Copy the lines word for word, from the first one through the line containing "legend: Sequeiro média", and include nothing past that line.

§ Dataset records
↓

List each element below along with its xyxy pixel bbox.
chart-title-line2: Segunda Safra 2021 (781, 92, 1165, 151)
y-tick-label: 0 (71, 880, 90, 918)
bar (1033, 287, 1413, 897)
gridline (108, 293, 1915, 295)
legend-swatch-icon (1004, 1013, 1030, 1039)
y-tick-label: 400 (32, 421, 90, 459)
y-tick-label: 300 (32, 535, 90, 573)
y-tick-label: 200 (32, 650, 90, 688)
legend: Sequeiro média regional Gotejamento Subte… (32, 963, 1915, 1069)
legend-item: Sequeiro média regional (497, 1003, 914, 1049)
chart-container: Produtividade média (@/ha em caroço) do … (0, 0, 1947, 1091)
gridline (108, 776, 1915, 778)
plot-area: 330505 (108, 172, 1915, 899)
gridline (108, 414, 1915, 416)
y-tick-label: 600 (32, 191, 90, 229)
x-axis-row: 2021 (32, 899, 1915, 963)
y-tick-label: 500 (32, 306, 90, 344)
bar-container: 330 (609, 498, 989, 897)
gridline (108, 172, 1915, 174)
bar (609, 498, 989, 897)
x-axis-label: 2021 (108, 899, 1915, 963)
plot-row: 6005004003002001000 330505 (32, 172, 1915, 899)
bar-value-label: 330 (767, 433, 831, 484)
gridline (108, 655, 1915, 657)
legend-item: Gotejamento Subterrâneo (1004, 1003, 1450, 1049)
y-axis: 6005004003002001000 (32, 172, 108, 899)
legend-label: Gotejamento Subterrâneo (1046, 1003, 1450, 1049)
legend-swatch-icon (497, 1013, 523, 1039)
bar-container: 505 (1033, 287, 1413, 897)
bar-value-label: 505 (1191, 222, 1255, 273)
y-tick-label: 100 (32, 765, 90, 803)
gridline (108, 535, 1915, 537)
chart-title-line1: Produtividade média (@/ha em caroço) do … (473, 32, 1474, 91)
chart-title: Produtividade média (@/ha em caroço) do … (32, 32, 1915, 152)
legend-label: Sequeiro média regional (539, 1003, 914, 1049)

↑

§ Written solution
List each element below along with its xyxy pixel bbox.
chart-title-line2: Segunda Safra 2021 (781, 92, 1165, 151)
y-tick-label: 0 (71, 880, 90, 918)
bar (1033, 287, 1413, 897)
gridline (108, 293, 1915, 295)
legend-swatch-icon (1004, 1013, 1030, 1039)
y-tick-label: 400 (32, 421, 90, 459)
y-tick-label: 300 (32, 535, 90, 573)
y-tick-label: 200 (32, 650, 90, 688)
legend: Sequeiro média regional Gotejamento Subte… (32, 963, 1915, 1069)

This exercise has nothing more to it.